··· GIVEN ENTRIES ···

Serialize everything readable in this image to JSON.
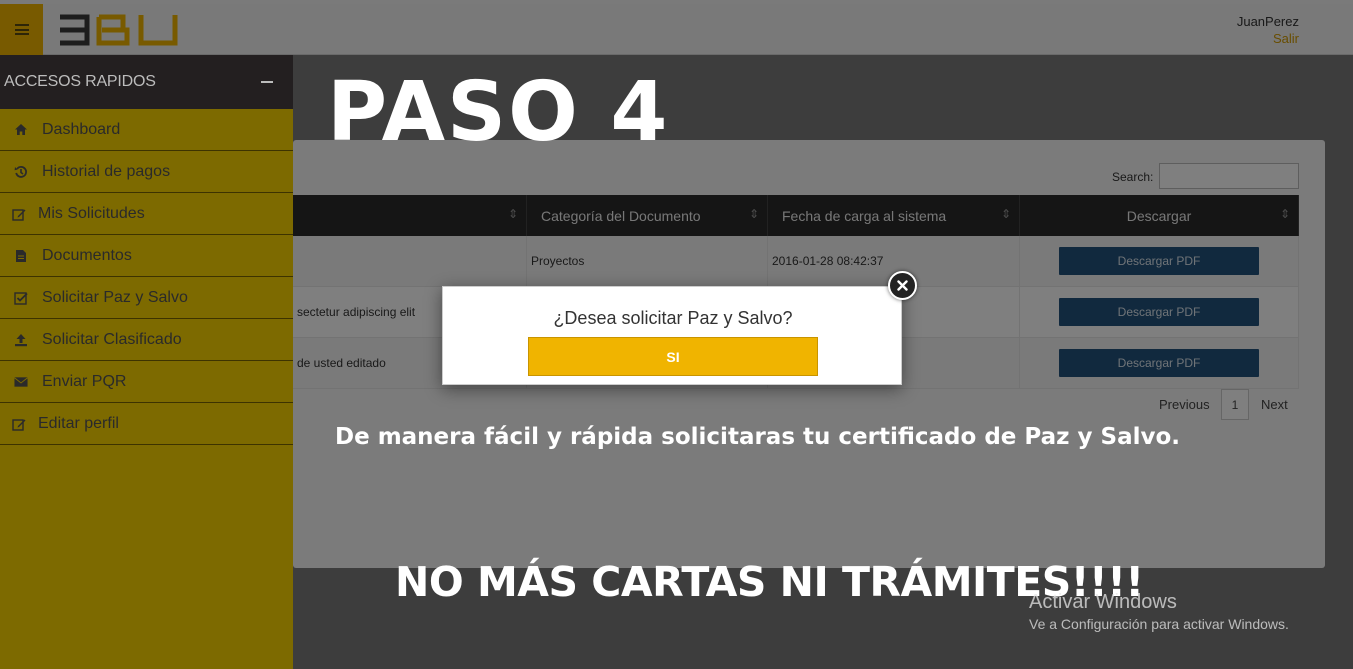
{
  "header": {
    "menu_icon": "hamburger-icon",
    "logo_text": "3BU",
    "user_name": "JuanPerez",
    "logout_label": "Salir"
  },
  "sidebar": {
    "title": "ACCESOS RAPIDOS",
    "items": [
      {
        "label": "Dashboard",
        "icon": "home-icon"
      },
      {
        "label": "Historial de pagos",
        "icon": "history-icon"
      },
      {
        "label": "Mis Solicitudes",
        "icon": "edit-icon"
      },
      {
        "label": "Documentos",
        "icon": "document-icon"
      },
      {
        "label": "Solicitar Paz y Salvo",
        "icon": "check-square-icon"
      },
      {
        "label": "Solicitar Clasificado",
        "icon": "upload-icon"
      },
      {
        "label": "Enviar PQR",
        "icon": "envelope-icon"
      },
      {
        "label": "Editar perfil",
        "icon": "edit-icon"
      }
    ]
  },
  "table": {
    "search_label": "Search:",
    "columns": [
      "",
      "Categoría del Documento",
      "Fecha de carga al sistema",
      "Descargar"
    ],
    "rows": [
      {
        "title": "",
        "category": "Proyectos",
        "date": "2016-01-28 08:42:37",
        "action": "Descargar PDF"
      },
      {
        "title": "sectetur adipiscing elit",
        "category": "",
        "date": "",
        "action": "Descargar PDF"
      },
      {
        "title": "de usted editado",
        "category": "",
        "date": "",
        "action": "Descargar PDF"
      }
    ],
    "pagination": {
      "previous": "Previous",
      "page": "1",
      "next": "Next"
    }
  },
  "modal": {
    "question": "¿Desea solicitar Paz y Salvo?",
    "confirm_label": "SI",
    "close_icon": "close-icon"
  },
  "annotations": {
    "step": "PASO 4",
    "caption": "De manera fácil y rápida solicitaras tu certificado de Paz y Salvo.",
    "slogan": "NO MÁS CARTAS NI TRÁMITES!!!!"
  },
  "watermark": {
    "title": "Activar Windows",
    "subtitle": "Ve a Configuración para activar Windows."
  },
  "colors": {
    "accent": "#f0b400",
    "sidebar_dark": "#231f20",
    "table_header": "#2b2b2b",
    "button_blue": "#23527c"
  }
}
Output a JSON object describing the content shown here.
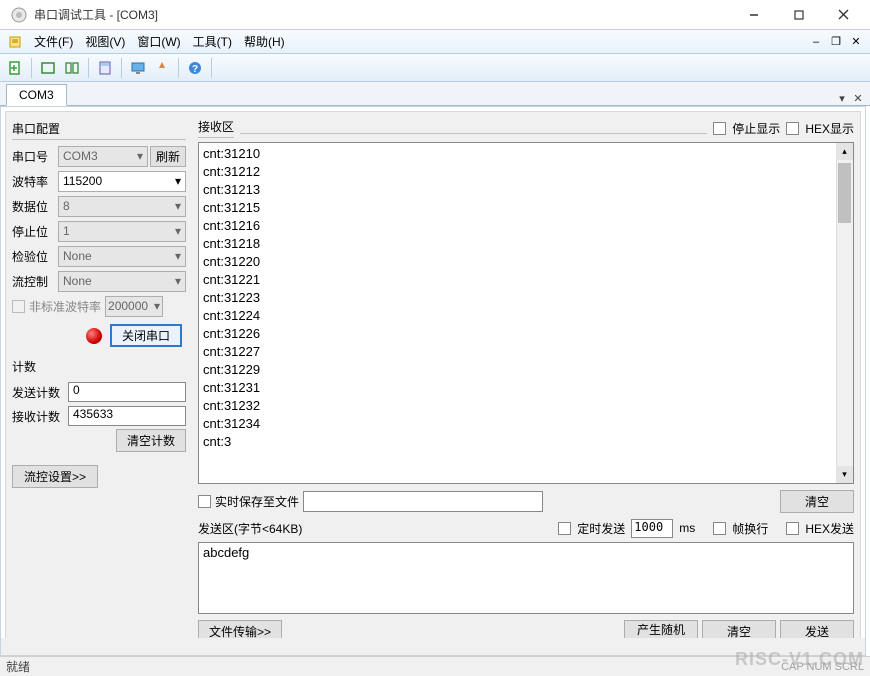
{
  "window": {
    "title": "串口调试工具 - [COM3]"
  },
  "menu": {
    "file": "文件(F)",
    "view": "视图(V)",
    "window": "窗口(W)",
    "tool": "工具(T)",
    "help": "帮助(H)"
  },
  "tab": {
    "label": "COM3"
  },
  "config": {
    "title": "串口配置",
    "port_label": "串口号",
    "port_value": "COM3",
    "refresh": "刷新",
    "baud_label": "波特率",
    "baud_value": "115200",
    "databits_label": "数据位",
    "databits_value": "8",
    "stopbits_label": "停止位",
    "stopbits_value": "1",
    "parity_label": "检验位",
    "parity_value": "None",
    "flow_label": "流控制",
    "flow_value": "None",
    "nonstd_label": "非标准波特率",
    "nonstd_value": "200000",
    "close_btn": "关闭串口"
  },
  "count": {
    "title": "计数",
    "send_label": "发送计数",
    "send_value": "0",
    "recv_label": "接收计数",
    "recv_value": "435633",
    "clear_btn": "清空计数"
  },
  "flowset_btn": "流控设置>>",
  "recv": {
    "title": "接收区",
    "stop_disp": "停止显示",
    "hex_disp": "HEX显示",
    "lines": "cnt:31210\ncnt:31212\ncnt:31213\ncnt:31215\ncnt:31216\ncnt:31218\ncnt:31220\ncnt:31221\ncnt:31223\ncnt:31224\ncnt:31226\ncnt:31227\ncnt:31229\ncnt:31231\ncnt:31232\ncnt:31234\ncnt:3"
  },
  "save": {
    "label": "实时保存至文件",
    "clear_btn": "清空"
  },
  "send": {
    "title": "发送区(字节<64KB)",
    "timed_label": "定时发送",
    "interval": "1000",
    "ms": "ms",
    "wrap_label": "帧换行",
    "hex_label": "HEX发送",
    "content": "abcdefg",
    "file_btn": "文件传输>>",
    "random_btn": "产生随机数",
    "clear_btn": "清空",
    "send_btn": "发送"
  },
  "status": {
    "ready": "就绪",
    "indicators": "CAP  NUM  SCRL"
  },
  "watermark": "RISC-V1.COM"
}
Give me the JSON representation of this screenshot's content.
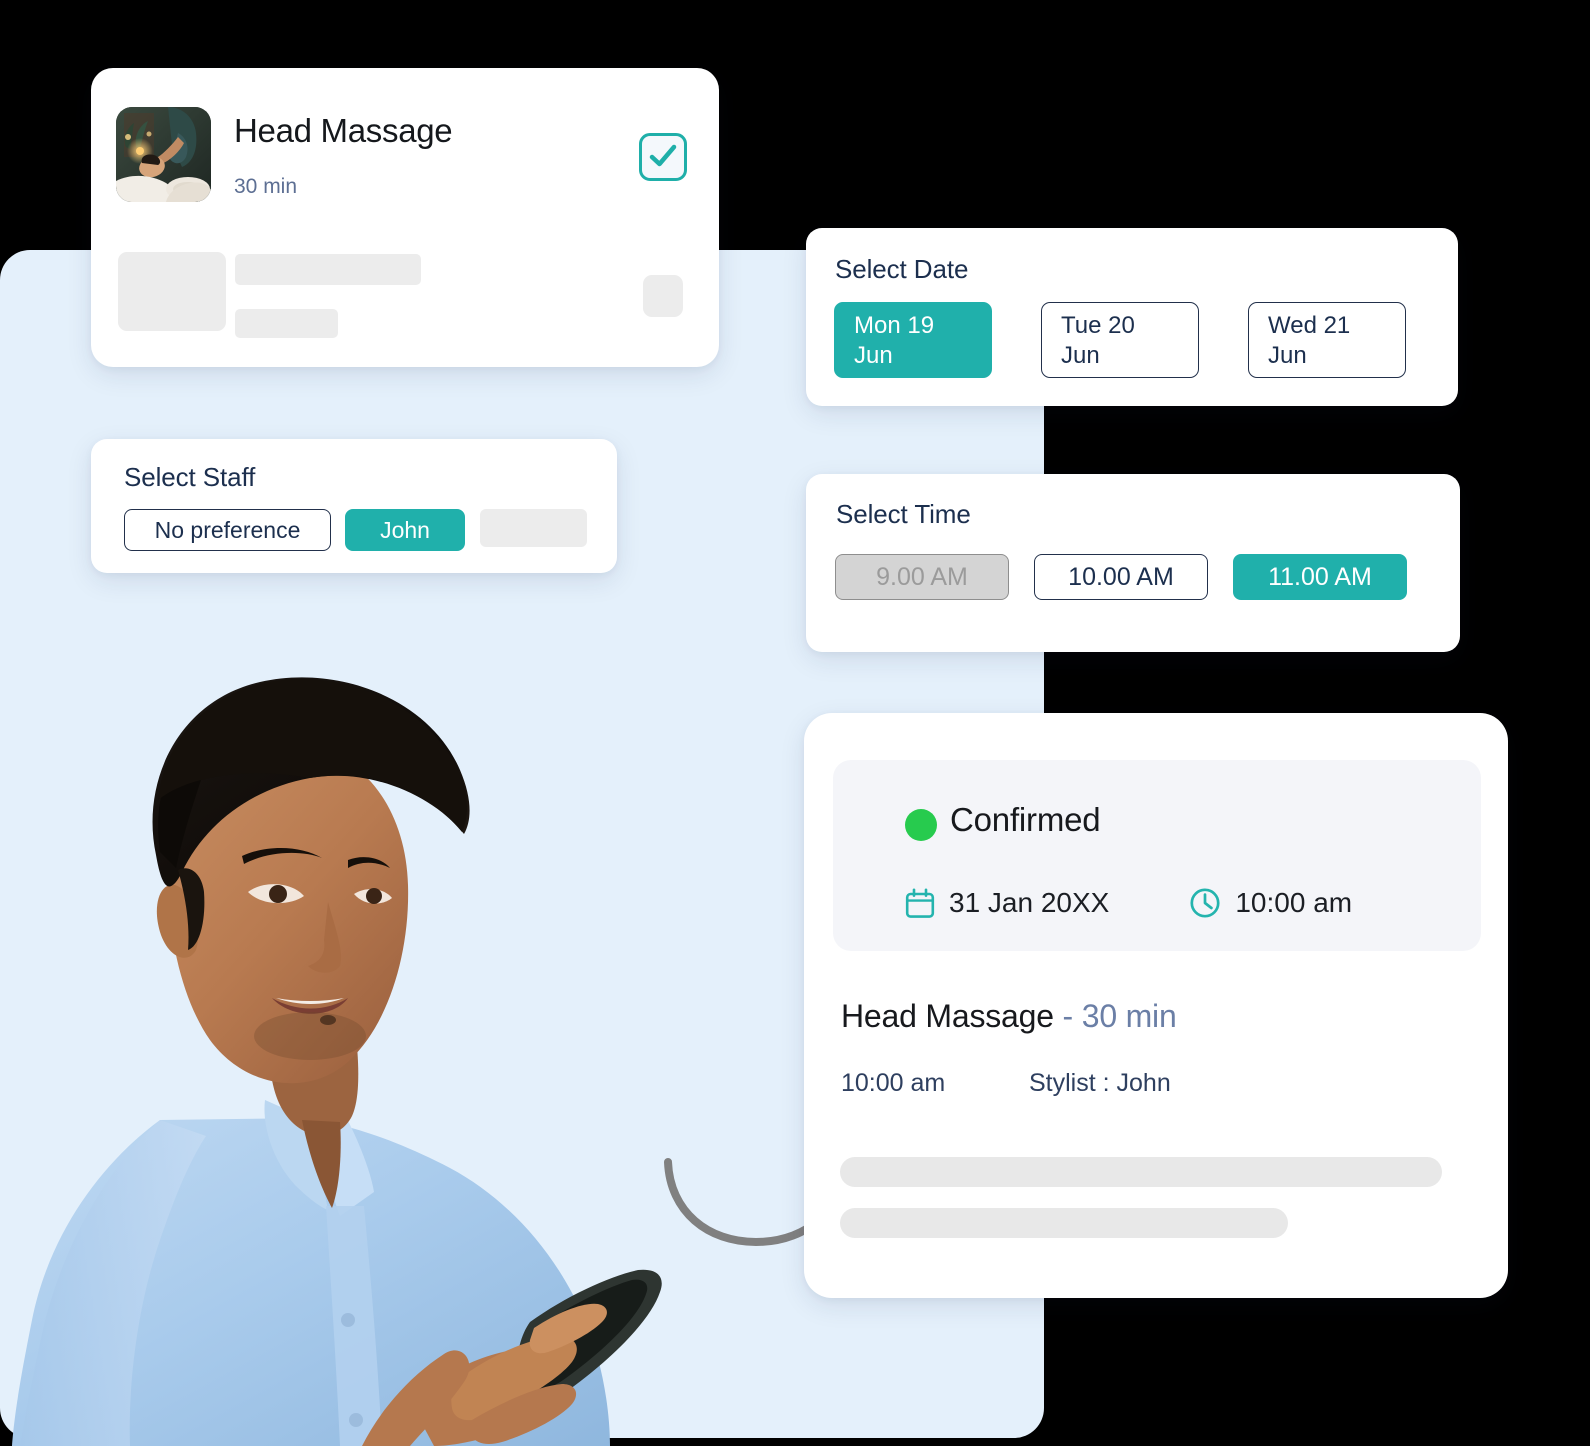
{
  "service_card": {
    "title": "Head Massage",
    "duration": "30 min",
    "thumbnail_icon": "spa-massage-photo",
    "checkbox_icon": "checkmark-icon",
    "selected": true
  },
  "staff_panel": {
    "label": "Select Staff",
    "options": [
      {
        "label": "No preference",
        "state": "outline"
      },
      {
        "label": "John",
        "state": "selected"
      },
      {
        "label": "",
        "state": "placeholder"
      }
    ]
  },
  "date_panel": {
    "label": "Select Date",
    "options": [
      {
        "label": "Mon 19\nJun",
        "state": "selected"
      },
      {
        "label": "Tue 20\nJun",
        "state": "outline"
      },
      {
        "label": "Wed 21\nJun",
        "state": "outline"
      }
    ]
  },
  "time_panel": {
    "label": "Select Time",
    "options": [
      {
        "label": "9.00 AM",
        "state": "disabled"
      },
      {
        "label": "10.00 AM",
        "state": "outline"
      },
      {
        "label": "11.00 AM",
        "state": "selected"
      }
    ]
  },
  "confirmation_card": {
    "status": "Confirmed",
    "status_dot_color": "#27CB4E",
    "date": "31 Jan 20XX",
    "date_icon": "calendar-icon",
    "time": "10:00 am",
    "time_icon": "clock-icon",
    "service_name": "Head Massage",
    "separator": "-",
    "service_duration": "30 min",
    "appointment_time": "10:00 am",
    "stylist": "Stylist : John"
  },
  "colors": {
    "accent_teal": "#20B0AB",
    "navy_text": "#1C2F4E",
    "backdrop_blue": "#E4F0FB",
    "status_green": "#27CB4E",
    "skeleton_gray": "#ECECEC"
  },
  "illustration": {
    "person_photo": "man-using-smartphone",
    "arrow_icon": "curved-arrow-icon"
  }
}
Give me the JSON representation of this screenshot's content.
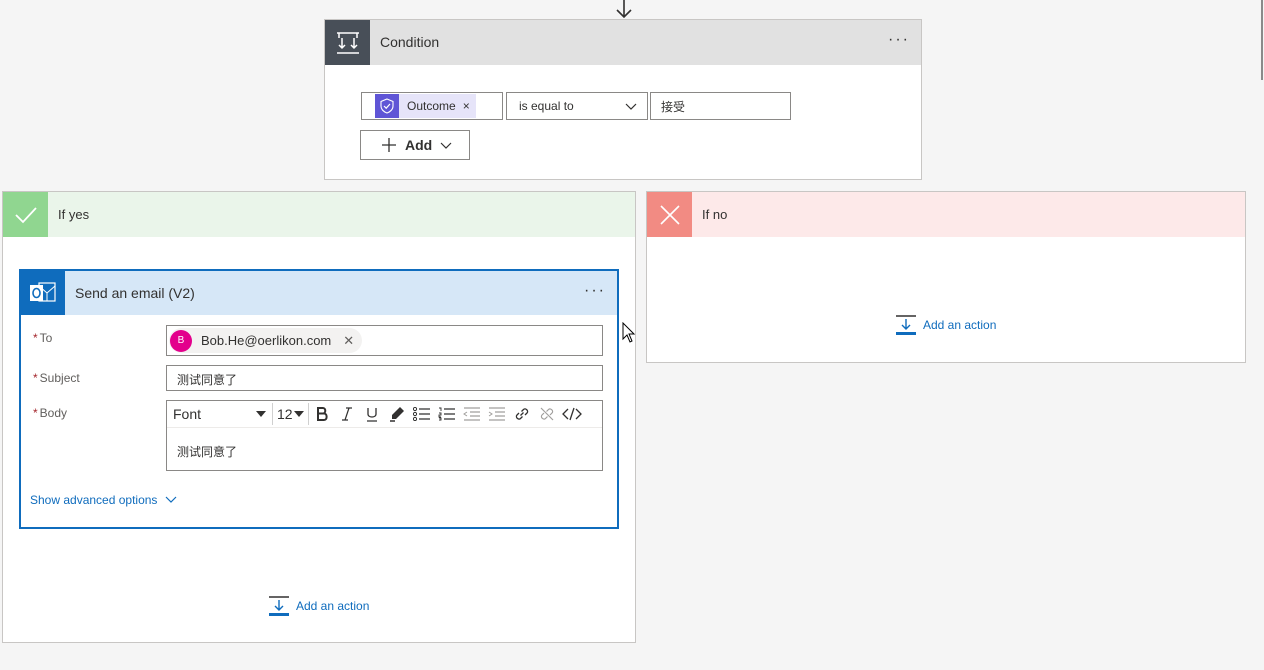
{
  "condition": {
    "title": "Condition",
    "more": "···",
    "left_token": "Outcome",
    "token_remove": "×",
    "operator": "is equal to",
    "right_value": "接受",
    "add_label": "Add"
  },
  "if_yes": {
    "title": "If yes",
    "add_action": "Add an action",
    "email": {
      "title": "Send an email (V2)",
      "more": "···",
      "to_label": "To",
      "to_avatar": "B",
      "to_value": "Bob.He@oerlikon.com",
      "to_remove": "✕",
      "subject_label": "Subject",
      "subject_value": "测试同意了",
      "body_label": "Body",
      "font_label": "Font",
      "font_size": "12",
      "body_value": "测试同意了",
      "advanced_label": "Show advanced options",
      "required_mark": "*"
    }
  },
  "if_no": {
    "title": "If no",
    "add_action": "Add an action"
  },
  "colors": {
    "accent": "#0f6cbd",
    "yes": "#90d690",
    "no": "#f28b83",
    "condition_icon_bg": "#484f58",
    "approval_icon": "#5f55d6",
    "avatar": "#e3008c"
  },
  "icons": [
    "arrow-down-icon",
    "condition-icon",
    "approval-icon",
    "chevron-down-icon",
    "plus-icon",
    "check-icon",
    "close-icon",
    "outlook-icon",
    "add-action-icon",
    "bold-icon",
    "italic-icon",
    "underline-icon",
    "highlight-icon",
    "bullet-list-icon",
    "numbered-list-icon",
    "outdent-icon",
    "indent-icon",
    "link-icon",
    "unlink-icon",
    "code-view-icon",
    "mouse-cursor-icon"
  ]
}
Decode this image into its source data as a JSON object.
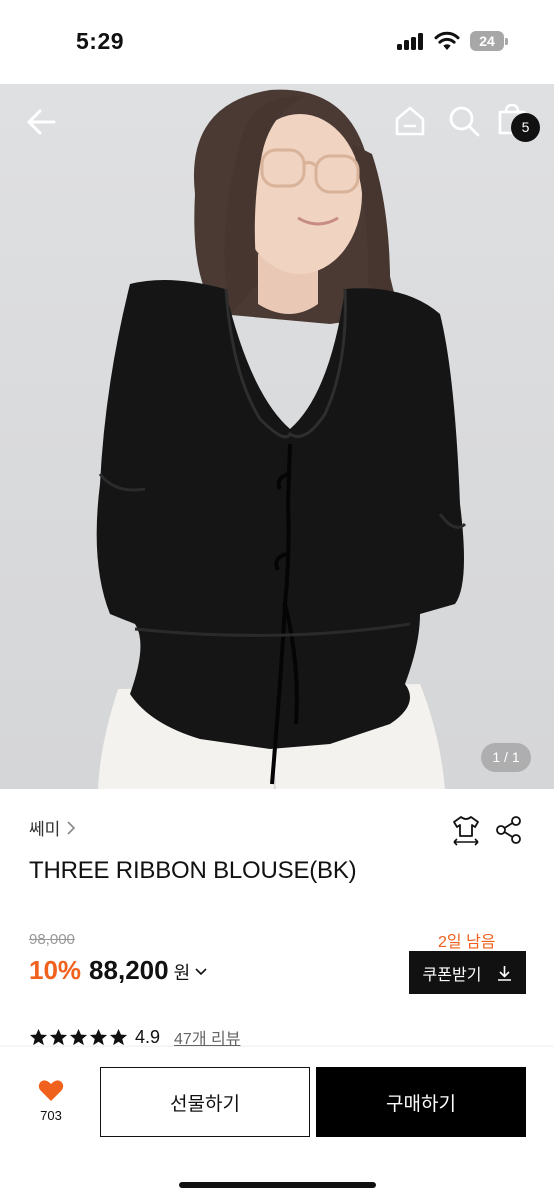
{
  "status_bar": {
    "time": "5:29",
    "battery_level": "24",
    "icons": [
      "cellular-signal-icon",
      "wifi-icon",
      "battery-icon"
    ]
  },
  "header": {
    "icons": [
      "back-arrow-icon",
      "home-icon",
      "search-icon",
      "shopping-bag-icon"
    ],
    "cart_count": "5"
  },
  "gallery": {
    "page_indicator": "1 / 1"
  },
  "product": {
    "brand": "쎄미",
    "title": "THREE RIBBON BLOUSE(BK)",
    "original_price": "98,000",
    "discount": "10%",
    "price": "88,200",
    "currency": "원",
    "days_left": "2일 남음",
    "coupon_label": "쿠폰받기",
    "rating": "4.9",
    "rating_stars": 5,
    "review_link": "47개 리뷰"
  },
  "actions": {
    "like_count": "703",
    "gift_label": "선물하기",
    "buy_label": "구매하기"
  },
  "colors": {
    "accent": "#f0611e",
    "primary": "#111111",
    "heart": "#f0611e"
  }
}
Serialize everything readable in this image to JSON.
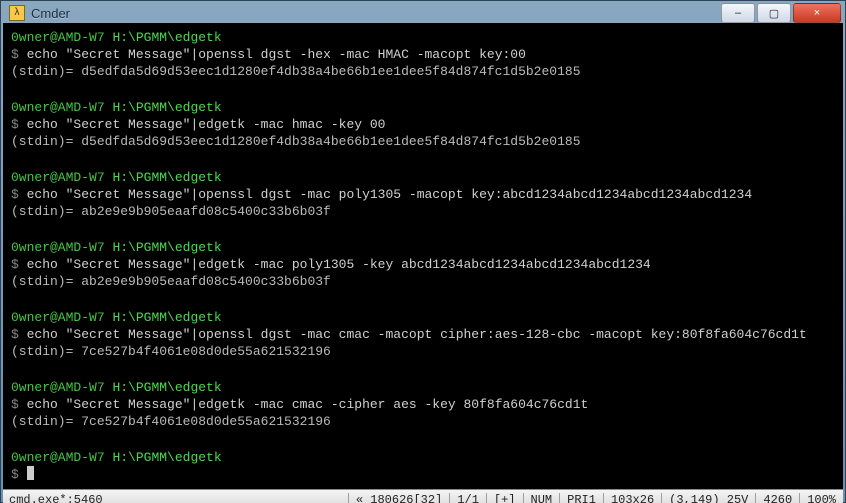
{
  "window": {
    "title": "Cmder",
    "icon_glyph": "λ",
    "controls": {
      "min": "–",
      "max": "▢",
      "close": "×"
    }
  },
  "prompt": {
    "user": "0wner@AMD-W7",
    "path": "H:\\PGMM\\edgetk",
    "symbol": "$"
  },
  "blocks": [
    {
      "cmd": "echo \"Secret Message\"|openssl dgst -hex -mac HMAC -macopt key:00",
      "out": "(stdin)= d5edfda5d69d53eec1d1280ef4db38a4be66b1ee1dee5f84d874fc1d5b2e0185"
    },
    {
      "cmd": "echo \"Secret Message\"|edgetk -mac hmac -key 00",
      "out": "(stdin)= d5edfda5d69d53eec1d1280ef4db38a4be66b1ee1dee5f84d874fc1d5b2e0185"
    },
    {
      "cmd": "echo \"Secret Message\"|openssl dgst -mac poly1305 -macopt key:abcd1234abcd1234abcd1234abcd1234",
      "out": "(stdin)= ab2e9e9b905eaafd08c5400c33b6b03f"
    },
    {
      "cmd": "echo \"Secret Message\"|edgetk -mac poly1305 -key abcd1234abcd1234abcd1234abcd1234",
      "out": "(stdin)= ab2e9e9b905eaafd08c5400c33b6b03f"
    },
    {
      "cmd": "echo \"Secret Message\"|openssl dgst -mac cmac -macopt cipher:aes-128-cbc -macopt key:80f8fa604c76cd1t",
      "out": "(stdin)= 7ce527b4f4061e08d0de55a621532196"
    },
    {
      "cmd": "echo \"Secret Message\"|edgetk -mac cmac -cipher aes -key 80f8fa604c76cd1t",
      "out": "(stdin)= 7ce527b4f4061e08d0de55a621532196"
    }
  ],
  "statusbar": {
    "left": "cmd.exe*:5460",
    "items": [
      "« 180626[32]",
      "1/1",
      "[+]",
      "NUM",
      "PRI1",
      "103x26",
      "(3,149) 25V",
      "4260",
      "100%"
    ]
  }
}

···

(TO DO)
Report only a number: how many lines in the material above contain the string "Salvo".

(ANSWER FOR THIS EXERCISE)
3